**Stated exercise:**
Count every line of these entries that holds the word "bmim", and reply with the number only.

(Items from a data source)
· · ·
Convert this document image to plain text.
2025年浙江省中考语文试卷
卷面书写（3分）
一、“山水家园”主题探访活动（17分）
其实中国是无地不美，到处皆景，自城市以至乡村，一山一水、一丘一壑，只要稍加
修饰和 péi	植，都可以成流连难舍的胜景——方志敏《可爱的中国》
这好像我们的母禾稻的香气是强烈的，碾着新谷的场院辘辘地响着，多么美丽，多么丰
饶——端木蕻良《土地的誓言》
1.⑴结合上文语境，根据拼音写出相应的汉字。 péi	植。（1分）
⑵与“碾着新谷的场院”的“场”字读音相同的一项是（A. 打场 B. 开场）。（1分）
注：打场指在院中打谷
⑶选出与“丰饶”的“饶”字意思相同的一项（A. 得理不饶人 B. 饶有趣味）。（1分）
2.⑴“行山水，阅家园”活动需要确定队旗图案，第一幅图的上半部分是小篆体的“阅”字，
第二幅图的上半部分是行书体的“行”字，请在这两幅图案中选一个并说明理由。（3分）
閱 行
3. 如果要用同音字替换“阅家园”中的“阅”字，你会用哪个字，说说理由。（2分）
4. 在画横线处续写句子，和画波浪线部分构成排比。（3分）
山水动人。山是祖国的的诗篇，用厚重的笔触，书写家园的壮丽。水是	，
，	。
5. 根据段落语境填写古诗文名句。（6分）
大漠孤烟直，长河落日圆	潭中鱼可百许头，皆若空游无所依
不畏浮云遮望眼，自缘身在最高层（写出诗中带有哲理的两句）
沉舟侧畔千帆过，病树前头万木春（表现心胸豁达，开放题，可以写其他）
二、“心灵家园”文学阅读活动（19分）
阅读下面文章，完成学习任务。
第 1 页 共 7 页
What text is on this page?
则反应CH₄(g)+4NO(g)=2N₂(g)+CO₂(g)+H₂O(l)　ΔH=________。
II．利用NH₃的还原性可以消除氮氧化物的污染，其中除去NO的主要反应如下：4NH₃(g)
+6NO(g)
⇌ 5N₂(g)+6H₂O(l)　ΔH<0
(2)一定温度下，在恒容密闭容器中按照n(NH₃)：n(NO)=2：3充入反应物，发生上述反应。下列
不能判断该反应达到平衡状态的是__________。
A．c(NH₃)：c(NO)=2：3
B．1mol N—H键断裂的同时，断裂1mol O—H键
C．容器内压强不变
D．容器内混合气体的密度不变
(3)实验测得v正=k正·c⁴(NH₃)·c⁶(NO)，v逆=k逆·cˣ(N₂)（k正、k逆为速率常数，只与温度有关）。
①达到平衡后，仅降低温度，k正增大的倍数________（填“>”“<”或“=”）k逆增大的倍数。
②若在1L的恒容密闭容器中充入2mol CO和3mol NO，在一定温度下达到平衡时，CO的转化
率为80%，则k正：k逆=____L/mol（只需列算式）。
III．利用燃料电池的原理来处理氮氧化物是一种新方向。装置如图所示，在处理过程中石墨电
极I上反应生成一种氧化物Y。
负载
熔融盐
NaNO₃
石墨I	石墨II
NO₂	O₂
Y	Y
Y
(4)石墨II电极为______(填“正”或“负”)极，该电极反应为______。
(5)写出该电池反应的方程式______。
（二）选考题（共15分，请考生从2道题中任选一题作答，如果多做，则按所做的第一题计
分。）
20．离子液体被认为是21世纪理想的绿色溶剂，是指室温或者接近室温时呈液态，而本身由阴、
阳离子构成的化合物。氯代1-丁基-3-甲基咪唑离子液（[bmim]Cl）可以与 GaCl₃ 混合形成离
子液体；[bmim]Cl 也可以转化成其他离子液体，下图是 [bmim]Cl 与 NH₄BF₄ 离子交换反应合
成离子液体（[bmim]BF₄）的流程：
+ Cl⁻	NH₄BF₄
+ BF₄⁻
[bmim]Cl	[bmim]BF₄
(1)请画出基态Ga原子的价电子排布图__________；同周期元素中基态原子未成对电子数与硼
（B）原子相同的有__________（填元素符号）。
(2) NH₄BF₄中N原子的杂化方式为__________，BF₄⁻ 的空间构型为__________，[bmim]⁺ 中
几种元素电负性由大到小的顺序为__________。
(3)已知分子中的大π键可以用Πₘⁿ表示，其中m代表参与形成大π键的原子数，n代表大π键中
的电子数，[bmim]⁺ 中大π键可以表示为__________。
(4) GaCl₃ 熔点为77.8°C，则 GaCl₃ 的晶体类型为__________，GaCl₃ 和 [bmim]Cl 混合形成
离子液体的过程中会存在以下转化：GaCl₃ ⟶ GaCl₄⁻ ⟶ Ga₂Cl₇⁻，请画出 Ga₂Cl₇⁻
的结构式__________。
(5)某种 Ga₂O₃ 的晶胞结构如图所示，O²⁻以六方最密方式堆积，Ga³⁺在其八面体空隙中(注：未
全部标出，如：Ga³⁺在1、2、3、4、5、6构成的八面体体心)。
· · ·
**Answer in full:**
7